### Problem
Your task is to copy the lines from the line containing "Output a JSON" through the end of the listing below, both included, without any pictures.

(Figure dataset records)
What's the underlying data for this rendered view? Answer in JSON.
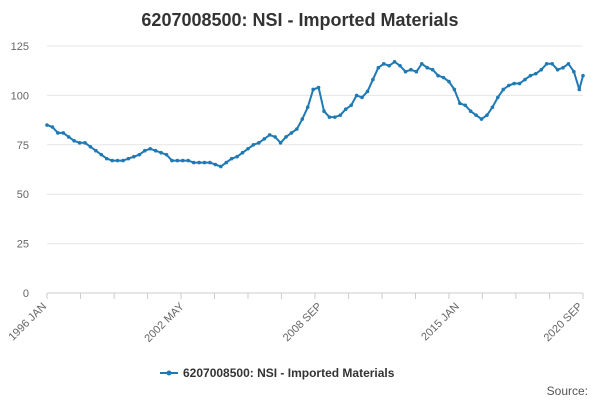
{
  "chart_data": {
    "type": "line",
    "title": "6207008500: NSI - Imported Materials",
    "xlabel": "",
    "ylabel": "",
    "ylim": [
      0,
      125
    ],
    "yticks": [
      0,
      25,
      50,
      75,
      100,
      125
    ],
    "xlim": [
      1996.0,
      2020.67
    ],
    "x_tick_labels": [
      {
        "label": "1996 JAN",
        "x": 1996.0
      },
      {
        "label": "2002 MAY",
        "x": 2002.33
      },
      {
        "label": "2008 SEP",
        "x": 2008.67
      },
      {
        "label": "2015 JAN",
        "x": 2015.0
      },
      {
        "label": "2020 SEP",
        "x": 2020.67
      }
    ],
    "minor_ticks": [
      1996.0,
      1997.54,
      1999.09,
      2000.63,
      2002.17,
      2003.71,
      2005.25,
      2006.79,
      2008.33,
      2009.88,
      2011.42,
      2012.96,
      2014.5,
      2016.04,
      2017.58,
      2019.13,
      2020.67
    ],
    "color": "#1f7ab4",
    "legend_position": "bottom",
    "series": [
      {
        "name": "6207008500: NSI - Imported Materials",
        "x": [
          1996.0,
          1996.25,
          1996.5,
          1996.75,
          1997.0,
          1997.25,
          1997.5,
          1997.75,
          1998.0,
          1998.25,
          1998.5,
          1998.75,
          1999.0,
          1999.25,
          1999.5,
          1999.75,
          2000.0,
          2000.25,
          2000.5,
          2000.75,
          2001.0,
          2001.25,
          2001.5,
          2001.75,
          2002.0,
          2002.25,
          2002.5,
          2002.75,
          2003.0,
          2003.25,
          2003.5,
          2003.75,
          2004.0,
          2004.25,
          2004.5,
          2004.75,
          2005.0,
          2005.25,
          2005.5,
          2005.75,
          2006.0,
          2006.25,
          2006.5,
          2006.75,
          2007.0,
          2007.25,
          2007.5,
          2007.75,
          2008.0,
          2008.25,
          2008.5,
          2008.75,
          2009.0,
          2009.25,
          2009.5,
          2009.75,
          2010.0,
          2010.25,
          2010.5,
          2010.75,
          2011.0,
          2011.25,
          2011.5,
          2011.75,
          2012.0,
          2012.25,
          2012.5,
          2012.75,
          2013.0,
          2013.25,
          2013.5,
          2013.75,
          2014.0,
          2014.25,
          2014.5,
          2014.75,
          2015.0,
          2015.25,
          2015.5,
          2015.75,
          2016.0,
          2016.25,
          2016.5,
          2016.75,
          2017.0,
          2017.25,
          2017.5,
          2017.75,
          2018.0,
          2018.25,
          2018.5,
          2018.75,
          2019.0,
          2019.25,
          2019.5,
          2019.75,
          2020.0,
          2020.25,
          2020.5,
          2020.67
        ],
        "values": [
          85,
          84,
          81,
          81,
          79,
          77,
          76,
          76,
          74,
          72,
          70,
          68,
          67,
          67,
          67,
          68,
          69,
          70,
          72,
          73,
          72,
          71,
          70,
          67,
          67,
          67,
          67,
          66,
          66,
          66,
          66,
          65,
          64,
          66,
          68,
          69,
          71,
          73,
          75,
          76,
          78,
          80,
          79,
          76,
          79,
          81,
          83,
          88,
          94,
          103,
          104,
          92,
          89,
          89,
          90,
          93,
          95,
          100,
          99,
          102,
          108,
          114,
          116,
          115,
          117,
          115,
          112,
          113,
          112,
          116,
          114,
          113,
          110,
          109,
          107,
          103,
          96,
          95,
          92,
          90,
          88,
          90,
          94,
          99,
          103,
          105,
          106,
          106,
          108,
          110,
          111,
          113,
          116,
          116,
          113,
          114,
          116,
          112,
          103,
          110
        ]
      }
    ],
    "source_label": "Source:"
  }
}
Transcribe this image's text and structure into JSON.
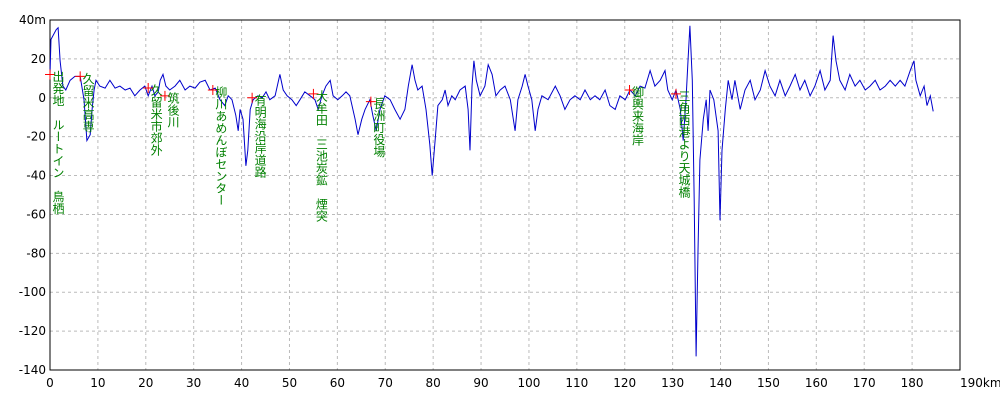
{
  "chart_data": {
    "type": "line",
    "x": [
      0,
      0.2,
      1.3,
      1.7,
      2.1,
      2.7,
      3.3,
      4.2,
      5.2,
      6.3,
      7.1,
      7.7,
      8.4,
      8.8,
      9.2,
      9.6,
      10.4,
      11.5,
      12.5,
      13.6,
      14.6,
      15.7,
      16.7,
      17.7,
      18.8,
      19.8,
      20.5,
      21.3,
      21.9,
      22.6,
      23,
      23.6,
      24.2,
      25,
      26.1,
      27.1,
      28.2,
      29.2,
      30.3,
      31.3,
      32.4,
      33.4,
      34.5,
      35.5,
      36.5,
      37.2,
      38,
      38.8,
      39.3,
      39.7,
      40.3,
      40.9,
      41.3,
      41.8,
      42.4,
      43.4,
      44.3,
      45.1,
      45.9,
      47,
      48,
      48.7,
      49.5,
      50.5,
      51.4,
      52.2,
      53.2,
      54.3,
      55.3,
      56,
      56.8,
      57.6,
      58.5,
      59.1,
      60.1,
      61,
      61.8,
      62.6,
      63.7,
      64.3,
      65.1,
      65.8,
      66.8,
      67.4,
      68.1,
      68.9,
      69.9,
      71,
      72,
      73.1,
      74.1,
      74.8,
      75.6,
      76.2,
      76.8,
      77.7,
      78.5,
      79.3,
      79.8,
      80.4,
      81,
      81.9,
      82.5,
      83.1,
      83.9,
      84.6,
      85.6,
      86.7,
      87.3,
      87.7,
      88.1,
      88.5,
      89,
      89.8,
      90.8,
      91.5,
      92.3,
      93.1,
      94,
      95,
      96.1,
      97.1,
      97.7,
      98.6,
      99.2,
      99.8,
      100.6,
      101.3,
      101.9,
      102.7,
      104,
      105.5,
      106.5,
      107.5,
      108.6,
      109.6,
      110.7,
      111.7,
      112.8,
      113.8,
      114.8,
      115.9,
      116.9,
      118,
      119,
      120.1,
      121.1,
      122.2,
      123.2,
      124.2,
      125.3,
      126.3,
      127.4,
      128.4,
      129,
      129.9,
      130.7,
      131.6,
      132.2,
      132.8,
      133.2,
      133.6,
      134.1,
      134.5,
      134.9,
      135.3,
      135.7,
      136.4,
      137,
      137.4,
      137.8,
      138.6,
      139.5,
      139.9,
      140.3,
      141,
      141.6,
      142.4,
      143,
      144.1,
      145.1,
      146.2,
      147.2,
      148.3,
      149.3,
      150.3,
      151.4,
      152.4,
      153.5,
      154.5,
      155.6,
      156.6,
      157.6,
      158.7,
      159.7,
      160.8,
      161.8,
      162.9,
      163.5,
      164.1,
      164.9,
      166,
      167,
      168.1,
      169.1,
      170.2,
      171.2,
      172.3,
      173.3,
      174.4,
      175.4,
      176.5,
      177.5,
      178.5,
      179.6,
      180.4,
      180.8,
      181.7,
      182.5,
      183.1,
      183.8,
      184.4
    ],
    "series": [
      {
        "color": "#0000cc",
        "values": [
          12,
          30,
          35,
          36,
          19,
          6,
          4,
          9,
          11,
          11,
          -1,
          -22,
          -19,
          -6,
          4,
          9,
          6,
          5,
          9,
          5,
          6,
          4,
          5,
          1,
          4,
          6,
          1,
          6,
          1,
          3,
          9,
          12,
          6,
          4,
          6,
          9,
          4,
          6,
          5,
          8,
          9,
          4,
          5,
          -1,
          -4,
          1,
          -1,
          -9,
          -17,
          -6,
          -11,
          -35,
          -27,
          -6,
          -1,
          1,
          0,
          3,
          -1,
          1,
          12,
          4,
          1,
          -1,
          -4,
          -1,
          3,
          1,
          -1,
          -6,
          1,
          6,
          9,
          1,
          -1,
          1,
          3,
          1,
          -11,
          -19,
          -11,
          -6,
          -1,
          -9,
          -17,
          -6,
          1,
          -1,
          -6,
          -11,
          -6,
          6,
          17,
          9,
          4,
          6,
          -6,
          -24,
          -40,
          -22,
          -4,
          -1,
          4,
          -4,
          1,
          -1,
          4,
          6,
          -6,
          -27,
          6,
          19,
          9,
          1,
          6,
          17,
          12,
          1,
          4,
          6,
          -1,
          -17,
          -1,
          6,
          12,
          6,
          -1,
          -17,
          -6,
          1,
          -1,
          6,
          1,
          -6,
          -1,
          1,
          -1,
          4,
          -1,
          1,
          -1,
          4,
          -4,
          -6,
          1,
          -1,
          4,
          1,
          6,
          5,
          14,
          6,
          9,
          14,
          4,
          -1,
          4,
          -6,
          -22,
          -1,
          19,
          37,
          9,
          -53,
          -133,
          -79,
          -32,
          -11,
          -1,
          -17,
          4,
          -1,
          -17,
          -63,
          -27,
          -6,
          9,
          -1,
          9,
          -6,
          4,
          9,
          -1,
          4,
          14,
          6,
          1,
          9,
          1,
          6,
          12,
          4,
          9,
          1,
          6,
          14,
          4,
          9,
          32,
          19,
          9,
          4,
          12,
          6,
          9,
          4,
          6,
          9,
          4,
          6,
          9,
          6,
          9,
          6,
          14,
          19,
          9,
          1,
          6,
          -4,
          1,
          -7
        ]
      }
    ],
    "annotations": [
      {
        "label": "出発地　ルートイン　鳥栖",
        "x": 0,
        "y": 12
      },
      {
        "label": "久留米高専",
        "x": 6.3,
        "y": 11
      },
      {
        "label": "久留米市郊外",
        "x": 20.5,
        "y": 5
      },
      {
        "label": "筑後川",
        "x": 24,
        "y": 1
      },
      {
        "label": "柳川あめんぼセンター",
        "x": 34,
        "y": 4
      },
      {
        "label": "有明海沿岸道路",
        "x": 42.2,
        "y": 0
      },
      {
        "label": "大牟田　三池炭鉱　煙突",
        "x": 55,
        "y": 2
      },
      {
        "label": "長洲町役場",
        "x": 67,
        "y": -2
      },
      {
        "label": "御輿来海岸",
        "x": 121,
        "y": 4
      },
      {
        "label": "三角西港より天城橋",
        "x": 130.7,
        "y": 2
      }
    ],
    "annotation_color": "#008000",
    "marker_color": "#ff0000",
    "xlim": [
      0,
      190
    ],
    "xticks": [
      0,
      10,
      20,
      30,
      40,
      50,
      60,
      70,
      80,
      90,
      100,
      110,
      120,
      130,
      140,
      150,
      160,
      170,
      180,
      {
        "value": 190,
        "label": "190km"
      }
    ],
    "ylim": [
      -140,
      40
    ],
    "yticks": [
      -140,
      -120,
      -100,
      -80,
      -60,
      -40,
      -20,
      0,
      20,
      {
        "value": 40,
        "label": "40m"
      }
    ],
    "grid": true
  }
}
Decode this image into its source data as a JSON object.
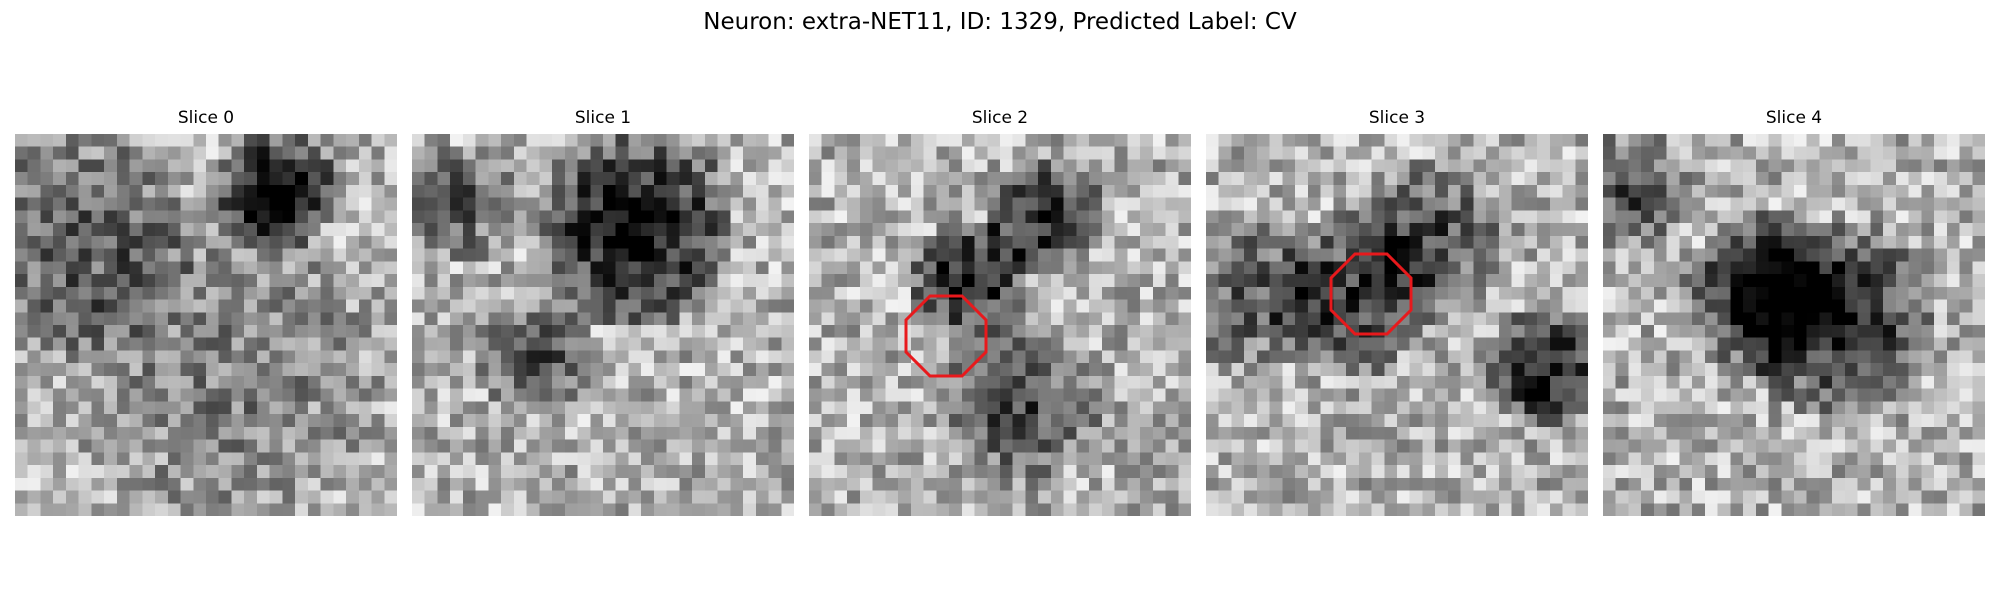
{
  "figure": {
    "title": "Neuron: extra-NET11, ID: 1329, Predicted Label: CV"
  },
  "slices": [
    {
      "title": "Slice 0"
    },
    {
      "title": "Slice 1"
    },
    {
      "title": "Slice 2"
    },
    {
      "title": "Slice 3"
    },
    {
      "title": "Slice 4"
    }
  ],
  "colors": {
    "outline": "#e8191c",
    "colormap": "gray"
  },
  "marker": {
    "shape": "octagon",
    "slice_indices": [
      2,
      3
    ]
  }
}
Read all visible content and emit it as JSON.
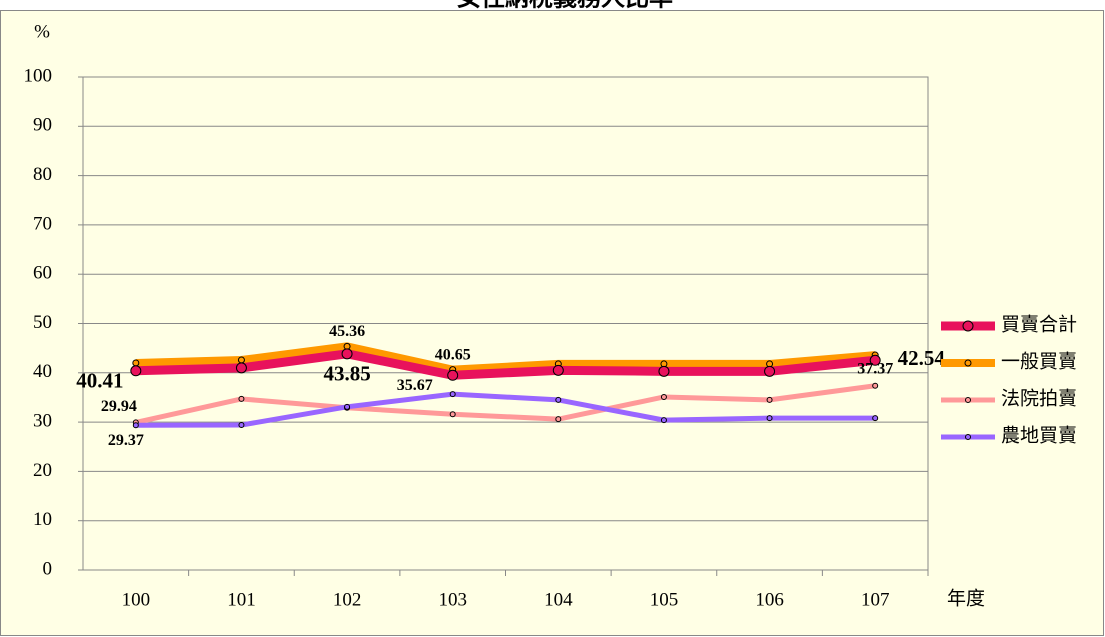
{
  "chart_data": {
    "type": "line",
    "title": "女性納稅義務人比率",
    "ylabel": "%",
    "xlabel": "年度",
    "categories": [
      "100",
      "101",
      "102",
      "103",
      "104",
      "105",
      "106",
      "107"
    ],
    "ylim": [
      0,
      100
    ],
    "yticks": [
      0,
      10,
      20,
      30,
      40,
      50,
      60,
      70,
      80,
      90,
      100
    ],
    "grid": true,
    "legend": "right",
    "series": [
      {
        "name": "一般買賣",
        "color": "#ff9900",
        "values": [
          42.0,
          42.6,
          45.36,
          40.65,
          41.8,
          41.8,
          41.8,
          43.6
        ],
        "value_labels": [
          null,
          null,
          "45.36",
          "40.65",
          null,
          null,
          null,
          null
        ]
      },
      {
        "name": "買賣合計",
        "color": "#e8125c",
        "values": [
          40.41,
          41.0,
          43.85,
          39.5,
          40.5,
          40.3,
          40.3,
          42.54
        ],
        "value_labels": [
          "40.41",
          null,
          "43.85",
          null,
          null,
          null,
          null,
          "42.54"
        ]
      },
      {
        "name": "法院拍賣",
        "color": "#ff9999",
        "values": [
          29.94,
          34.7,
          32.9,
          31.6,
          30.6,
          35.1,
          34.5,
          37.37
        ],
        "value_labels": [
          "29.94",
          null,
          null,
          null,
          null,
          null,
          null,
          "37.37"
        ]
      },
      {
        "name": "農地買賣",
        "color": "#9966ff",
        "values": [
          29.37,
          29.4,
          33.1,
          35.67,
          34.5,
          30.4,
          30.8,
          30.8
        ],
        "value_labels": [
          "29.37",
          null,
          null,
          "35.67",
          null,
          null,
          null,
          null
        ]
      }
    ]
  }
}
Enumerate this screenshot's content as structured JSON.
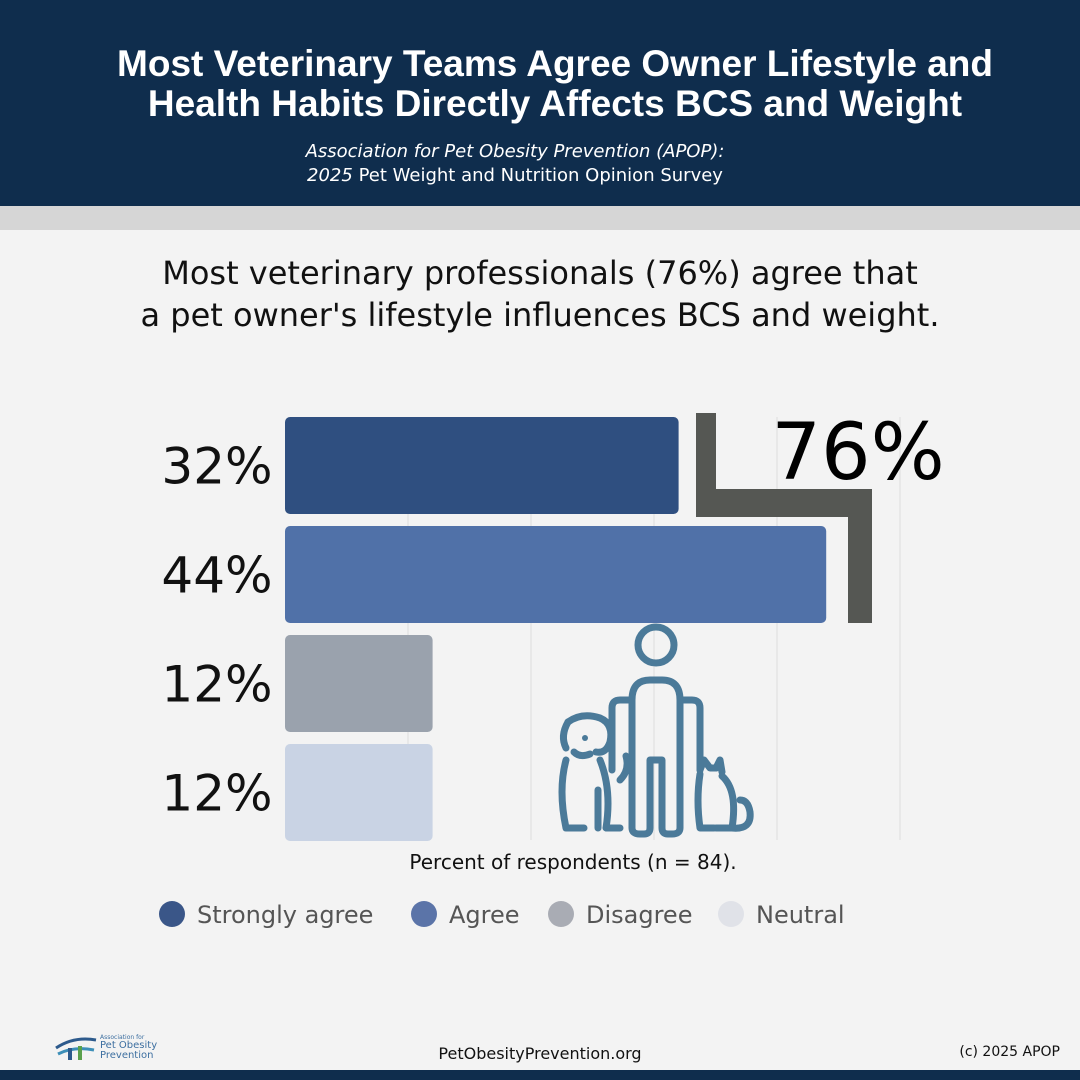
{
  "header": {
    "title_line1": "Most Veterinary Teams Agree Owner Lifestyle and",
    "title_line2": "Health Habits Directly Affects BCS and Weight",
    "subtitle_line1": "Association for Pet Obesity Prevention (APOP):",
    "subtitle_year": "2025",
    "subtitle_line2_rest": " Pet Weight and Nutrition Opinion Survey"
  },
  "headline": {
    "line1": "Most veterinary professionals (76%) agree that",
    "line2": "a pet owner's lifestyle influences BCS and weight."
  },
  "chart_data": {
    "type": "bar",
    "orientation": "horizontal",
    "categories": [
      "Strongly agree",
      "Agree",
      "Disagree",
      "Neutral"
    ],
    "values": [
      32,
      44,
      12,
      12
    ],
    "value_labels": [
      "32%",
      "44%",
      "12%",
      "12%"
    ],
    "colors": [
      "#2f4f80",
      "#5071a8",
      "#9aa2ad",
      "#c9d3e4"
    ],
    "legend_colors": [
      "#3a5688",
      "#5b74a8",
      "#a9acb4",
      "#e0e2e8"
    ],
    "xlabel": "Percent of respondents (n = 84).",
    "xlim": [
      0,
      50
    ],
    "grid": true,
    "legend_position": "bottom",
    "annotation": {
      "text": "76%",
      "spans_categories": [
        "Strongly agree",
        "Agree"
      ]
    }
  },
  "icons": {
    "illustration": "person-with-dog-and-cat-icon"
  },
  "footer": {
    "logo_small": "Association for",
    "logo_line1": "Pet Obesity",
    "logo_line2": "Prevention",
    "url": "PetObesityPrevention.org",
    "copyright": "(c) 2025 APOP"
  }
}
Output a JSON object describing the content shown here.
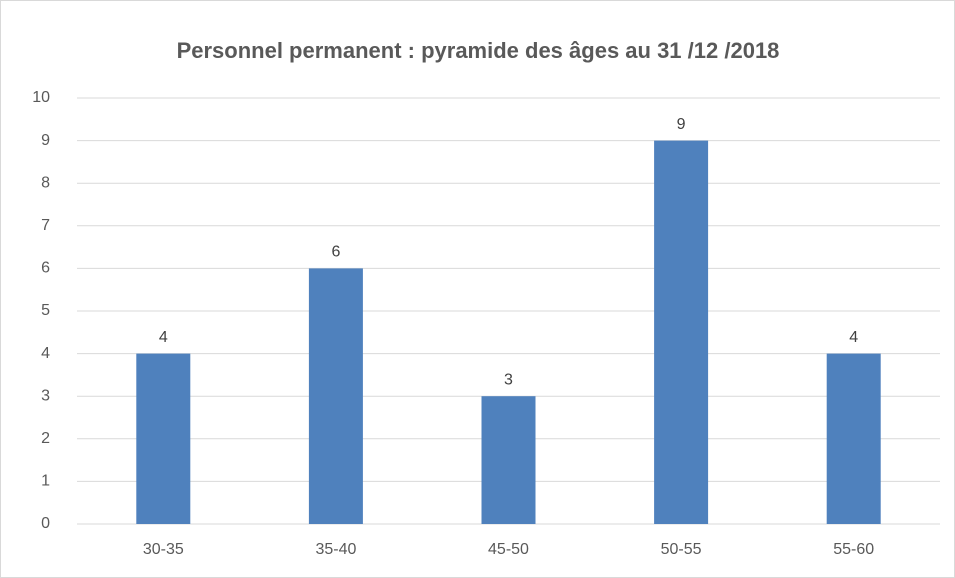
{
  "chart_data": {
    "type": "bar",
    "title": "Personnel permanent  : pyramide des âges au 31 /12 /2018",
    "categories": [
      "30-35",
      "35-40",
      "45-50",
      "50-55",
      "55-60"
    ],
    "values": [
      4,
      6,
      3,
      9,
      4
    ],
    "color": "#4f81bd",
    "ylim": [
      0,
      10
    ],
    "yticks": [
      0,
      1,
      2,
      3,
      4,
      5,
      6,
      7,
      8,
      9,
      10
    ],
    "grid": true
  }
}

### Solution
Output a JSON object describing the content shown here.
{
  "chart_data": {
    "type": "bar",
    "title": "Personnel permanent  : pyramide des âges au 31 /12 /2018",
    "categories": [
      "30-35",
      "35-40",
      "45-50",
      "50-55",
      "55-60"
    ],
    "values": [
      4,
      6,
      3,
      9,
      4
    ],
    "color": "#4f81bd",
    "ylim": [
      0,
      10
    ],
    "yticks": [
      0,
      1,
      2,
      3,
      4,
      5,
      6,
      7,
      8,
      9,
      10
    ],
    "grid": true
  }
}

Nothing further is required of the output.